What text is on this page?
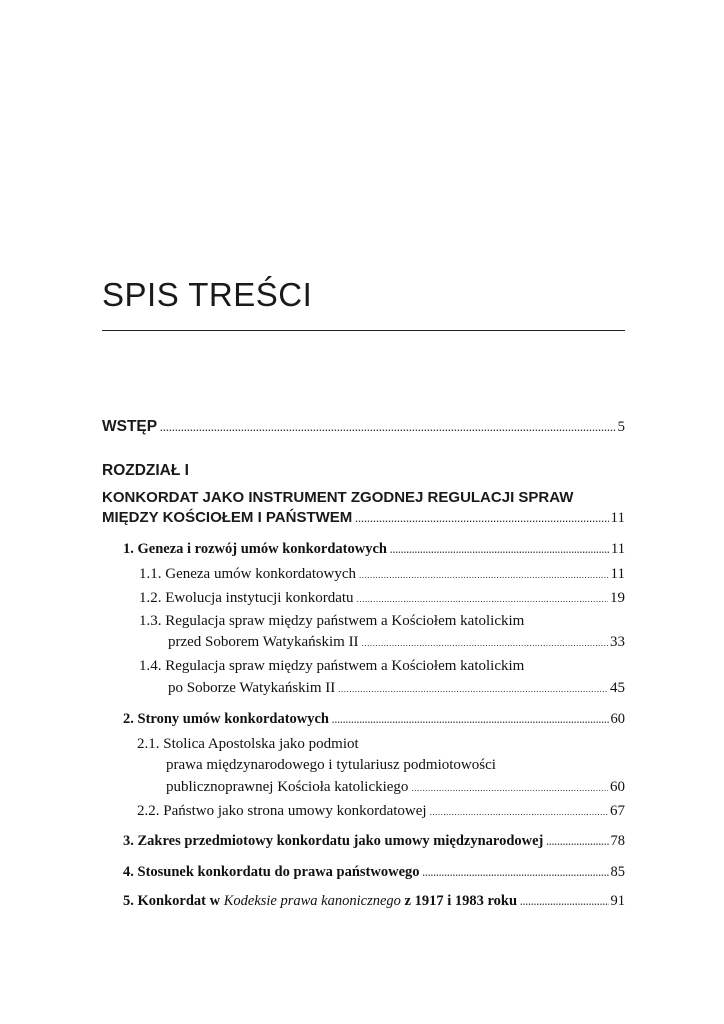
SPIS TREŚCI
WSTĘP .....	5
ROZDZIAŁ I
KONKORDAT JAKO INSTRUMENT ZGODNEJ REGULACJI SPRAW
MIĘDZY KOŚCIOŁEM I PAŃSTWEM .....	11
1. Geneza i rozwój umów konkordatowych .....	11
1.1. Geneza umów konkordatowych .....	11
1.2. Ewolucja instytucji konkordatu .....	19
1.3. Regulacja spraw między państwem a Kościołem katolickim
przed Soborem Watykańskim II .....	33
1.4. Regulacja spraw między państwem a Kościołem katolickim
po Soborze Watykańskim II .....	45
2. Strony umów konkordatowych .....	60
2.1. Stolica Apostolska jako podmiot
prawa międzynarodowego i tytulariusz podmiotowości
publicznoprawnej Kościoła katolickiego .....	60
2.2. Państwo jako strona umowy konkordatowej .....	67
3. Zakres przedmiotowy konkordatu jako umowy międzynarodowej .....	78
4. Stosunek konkordatu do prawa państwowego .....	85
5. Konkordat w Kodeksie prawa kanonicznego z 1917 i 1983 roku .....	91
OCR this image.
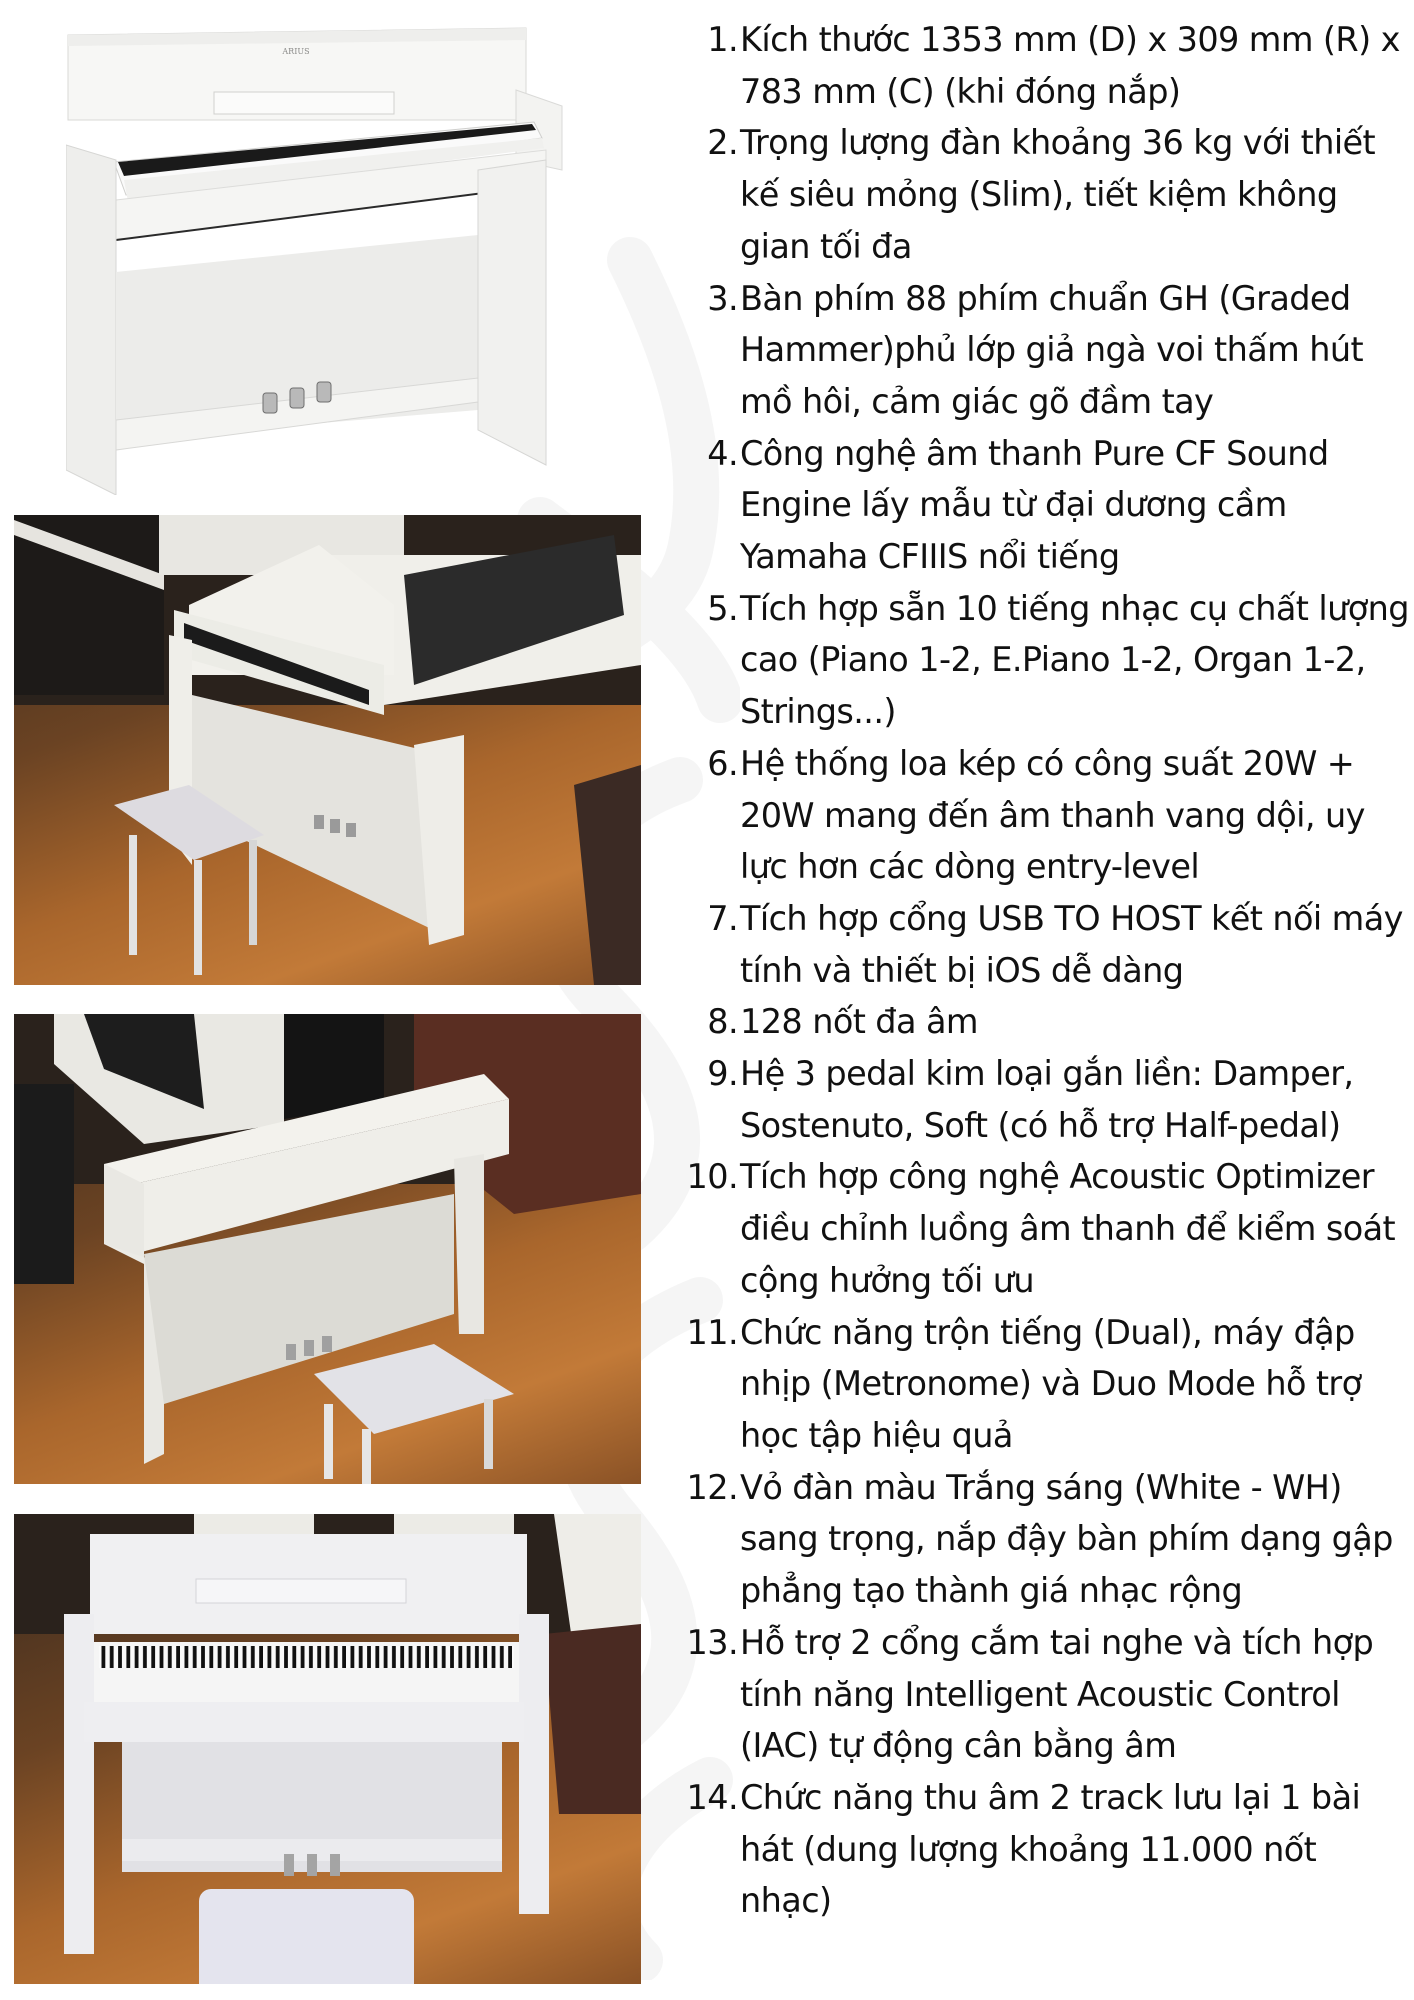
ARIUS	1. Kích thước 1353 mm (D) x 309 mm (R) x 783 mm (C) (khi đóng nắp)
2. Trọng lượng đàn khoảng 36 kg với thiết kế siêu mỏng (Slim), tiết kiệm không gian tối đa
3. Bàn phím 88 phím chuẩn GH (Graded Hammer)phủ lớp giả ngà voi thấm hút mồ hôi, cảm giác gõ đầm tay
4. Công nghệ âm thanh Pure CF Sound Engine lấy mẫu từ đại dương cầm Yamaha CFIIIS nổi tiếng
5. Tích hợp sẵn 10 tiếng nhạc cụ chất lượng cao (Piano 1-2, E.Piano 1-2, Organ 1-2, Strings...)
6. Hệ thống loa kép có công suất 20W + 20W mang đến âm thanh vang dội, uy lực hơn các dòng entry-level
7. Tích hợp cổng USB TO HOST kết nối máy tính và thiết bị iOS dễ dàng
8. 128 nốt đa âm
9. Hệ 3 pedal kim loại gắn liền: Damper, Sostenuto, Soft (có hỗ trợ Half-pedal)
10. Tích hợp công nghệ Acoustic Optimizer điều chỉnh luồng âm thanh để kiểm soát cộng hưởng tối ưu
11. Chức năng trộn tiếng (Dual), máy đập nhịp (Metronome) và Duo Mode hỗ trợ học tập hiệu quả
12. Vỏ đàn màu Trắng sáng (White - WH) sang trọng, nắp đậy bàn phím dạng gập phẳng tạo thành giá nhạc rộng
13. Hỗ trợ 2 cổng cắm tai nghe và tích hợp tính năng Intelligent Acoustic Control (IAC) tự động cân bằng âm
14. Chức năng thu âm 2 track lưu lại 1 bài hát (dung lượng khoảng 11.000 nốt nhạc)
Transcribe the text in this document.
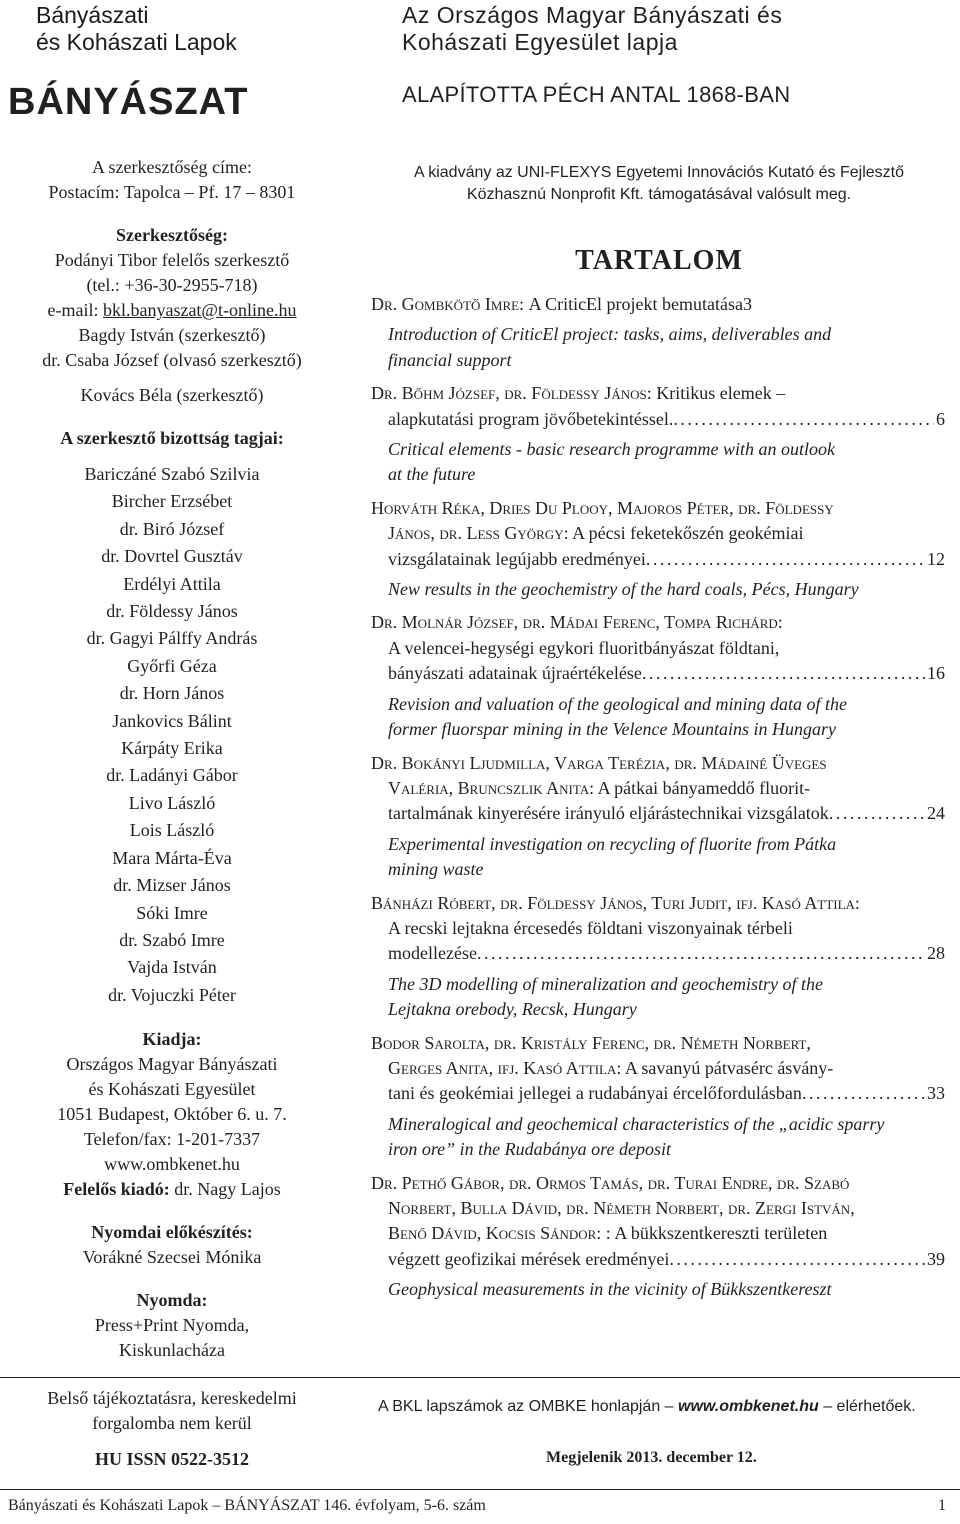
Bányászati
és Kohászati Lapok
BÁNYÁSZAT
Az Országos Magyar Bányászati és
Kohászati Egyesület lapja
ALAPÍTOTTA PÉCH ANTAL 1868-BAN
A szerkesztőség címe:
Postacím: Tapolca – Pf. 17 – 8301
Szerkesztőség:
Podányi Tibor felelős szerkesztő
(tel.: +36-30-2955-718)
e-mail: bkl.banyaszat@t-online.hu
Bagdy István (szerkesztő)
dr. Csaba József (olvasó szerkesztő)
Kovács Béla (szerkesztő)
A szerkesztő bizottság tagjai:
Bariczáné Szabó Szilvia
Bircher Erzsébet
dr. Biró József
dr. Dovrtel Gusztáv
Erdélyi Attila
dr. Földessy János
dr. Gagyi Pálffy András
Győrfi Géza
dr. Horn János
Jankovics Bálint
Kárpáty Erika
dr. Ladányi Gábor
Livo László
Lois László
Mara Márta-Éva
dr. Mizser János
Sóki Imre
dr. Szabó Imre
Vajda István
dr. Vojuczki Péter
Kiadja:
Országos Magyar Bányászati
és Kohászati Egyesület
1051 Budapest, Október 6. u. 7.
Telefon/fax: 1-201-7337
www.ombkenet.hu
Felelős kiadó: dr. Nagy Lajos
Nyomdai előkészítés:
Vorákné Szecsei Mónika
Nyomda:
Press+Print Nyomda,
Kiskunlacháza
Belső tájékoztatásra, kereskedelmi
forgalomba nem kerül
HU ISSN 0522-3512
A kiadvány az UNI-FLEXYS Egyetemi Innovációs Kutató és Fejlesztő
Közhasznú Nonprofit Kft. támogatásával valósult meg.
TARTALOM
Dr. Gombkötő Imre:
A CriticEl projekt bemutatása 3
Introduction of CriticEl project: tasks, aims, deliverables and
financial support
Dr. Bőhm József, dr. Földessy János: Kritikus elemek –
alapkutatási program jövőbetekintéssel. . . .	6
Critical elements - basic research programme with an outlook
at the future
Horváth Réka, Dries Du Plooy, Majoros Péter, dr. Földessy
János, dr. Less György: A pécsi feketekőszén geokémiai
vizsgálatainak legújabb eredményei . . .	12
New results in the geochemistry of the hard coals, Pécs, Hungary
Dr. Molnár József, dr. Mádai Ferenc, Tompa Richárd:
A velencei-hegységi egykori fluoritbányászat földtani,
bányászati adatainak újraértékelése . . .	16
Revision and valuation of the geological and mining data of the
former fluorspar mining in the Velence Mountains in Hungary
Dr. Bokányi Ljudmilla, Varga Terézia, dr. Mádainé Üveges
Valéria, Bruncszlik Anita: A pátkai bányameddő fluorit-
tartalmának kinyerésére irányuló eljárástechnikai vizsgálatok . . .	24
Experimental investigation on recycling of fluorite from Pátka
mining waste
Bánházi Róbert, dr. Földessy János, Turi Judit, ifj. Kasó Attila:
A recski lejtakna ércesedés földtani viszonyainak térbeli
modellezése . . .	28
The 3D modelling of mineralization and geochemistry of the
Lejtakna orebody, Recsk, Hungary
Bodor Sarolta, dr. Kristály Ferenc, dr. Németh Norbert,
Gerges Anita, ifj. Kasó Attila: A savanyú pátvasérc ásvány-
tani és geokémiai jellegei a rudabányai ércelőfordulásban . . .	33
Mineralogical and geochemical characteristics of the „acidic sparry
iron ore” in the Rudabánya ore deposit
Dr. Pethő Gábor, dr. Ormos Tamás, dr. Turai Endre, dr. Szabó
Norbert, Bulla Dávid, dr. Németh Norbert, dr. Zergi István,
Benő Dávid, Kocsis Sándor: : A bükkszentkereszti területen
végzett geofizikai mérések eredményei . . .	39
Geophysical measurements in the vicinity of Bükkszentkereszt
A BKL lapszámok az OMBKE honlapján – www.ombkenet.hu – elérhetőek.
Megjelenik 2013. december 12.
Bányászati és Kohászati Lapok – BÁNYÁSZAT 146. évfolyam, 5-6. szám	1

......

Pull out all lines from the entries above in which the word "konkordatu" appears.

IN RESPONSE =>
1.2. Ewolucja instytucji konkordatu .....	19
3. Zakres przedmiotowy konkordatu jako umowy międzynarodowej .....	78
4. Stosunek konkordatu do prawa państwowego .....	85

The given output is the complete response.